** Start of Data excerpts **

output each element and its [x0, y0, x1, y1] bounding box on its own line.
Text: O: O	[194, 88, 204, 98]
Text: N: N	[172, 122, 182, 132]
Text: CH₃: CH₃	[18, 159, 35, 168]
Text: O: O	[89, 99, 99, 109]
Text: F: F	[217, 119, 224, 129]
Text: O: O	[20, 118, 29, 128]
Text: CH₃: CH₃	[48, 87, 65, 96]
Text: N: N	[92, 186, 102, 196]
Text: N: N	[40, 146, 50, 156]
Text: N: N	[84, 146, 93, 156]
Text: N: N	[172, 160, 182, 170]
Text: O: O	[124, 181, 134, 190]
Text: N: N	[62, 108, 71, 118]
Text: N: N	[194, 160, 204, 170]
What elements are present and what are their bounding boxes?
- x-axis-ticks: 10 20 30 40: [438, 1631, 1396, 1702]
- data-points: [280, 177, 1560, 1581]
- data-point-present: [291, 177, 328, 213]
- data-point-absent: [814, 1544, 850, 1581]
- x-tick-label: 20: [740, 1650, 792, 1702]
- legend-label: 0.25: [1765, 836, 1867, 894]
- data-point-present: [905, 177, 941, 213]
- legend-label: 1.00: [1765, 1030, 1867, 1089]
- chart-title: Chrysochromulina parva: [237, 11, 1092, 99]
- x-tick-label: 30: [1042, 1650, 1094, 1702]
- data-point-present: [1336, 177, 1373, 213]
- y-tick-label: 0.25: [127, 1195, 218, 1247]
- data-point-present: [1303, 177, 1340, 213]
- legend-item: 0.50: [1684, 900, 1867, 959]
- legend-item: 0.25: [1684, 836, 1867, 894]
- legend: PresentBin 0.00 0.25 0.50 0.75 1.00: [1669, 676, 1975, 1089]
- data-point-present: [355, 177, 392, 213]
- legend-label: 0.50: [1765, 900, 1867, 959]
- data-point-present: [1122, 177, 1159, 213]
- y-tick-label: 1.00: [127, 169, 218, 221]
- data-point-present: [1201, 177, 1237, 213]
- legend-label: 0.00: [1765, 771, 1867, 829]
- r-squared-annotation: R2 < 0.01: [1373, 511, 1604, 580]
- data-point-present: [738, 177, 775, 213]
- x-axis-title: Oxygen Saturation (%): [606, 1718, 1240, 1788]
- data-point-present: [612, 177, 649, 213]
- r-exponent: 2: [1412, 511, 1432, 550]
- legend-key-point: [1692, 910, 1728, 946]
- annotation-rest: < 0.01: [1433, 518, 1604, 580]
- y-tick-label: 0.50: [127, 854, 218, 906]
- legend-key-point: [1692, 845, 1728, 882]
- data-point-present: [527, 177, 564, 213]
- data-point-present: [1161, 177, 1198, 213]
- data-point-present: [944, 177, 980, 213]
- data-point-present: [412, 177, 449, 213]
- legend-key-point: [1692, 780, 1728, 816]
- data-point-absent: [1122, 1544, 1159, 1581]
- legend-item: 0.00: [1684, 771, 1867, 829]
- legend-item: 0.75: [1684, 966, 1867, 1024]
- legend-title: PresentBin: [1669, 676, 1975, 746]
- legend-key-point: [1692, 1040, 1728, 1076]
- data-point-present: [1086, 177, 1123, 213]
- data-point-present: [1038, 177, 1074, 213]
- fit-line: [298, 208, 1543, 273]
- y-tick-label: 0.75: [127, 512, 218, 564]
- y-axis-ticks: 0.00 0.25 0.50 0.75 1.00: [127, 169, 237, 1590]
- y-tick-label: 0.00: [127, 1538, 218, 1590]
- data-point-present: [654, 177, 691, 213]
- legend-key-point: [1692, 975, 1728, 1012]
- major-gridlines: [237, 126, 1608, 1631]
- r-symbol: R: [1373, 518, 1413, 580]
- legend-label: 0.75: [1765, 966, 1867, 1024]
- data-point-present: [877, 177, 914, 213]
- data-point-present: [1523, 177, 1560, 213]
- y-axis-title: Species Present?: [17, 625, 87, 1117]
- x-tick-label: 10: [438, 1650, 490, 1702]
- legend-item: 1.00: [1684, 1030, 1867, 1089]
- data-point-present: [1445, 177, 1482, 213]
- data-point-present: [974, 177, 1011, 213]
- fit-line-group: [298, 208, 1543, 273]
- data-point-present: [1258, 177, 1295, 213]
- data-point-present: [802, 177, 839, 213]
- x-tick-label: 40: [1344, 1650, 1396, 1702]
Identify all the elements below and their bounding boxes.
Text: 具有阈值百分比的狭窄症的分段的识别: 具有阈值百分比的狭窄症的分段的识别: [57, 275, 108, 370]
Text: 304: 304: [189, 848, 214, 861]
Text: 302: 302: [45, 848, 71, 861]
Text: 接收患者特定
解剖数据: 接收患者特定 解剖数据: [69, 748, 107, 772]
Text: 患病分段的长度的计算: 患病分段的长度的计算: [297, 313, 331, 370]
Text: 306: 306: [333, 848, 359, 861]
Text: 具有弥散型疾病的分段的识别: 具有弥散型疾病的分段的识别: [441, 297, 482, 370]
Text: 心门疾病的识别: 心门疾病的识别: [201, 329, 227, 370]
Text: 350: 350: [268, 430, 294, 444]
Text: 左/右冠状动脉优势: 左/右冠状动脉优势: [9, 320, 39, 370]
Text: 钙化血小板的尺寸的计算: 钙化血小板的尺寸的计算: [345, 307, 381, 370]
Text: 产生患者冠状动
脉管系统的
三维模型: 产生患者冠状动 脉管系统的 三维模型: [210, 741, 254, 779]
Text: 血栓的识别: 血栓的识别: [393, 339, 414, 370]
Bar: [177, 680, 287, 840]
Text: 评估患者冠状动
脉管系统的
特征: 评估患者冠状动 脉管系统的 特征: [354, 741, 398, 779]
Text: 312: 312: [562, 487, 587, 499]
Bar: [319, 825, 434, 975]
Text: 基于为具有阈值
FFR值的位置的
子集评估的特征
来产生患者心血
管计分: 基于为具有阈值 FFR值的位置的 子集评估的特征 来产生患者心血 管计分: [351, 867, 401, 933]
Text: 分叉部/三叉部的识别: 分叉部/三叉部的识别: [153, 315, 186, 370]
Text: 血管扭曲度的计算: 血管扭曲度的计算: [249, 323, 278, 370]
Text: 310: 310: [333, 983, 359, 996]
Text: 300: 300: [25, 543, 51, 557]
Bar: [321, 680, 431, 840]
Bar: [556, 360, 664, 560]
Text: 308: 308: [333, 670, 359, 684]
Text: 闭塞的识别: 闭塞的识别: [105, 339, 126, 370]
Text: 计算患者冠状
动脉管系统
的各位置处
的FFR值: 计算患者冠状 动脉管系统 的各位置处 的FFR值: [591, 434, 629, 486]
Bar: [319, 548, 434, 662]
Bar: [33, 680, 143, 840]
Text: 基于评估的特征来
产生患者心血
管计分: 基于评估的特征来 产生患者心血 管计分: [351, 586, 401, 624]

** End of Data excerpts **

◆ What the task asks:
Rewrite everything from the first line of the entries down to the line containing "- data-point-present: [291, 177, 328, 213]" as a JSON list of strings, one string per line and no blank lines.

◆ Solution for this exercise:
[
  "output each element and its [x0, y0, x1, y1] bounding box on its own line.",
  "Text: O: O\t[194, 88, 204, 98]",
  "Text: N: N\t[172, 122, 182, 132]",
  "Text: CH₃: CH₃\t[18, 159, 35, 168]",
  "Text: O: O\t[89, 99, 99, 109]",
  "Text: F: F\t[217, 119, 224, 129]",
  "Text: O: O\t[20, 118, 29, 128]",
  "Text: CH₃: CH₃\t[48, 87, 65, 96]",
  "Text: N: N\t[92, 186, 102, 196]",
  "Text: N: N\t[40, 146, 50, 156]",
  "Text: N: N\t[84, 146, 93, 156]",
  "Text: N: N\t[172, 160, 182, 170]",
  "Text: O: O\t[124, 181, 134, 190]",
  "Text: N: N\t[62, 108, 71, 118]",
  "Text: N: N\t[194, 160, 204, 170]",
  "What elements are present and what are their bounding boxes?",
  "- x-axis-ticks: 10 20 30 40: [438, 1631, 1396, 1702]",
  "- data-points: [280, 177, 1560, 1581]",
  "- data-point-present: [291, 177, 328, 213]"
]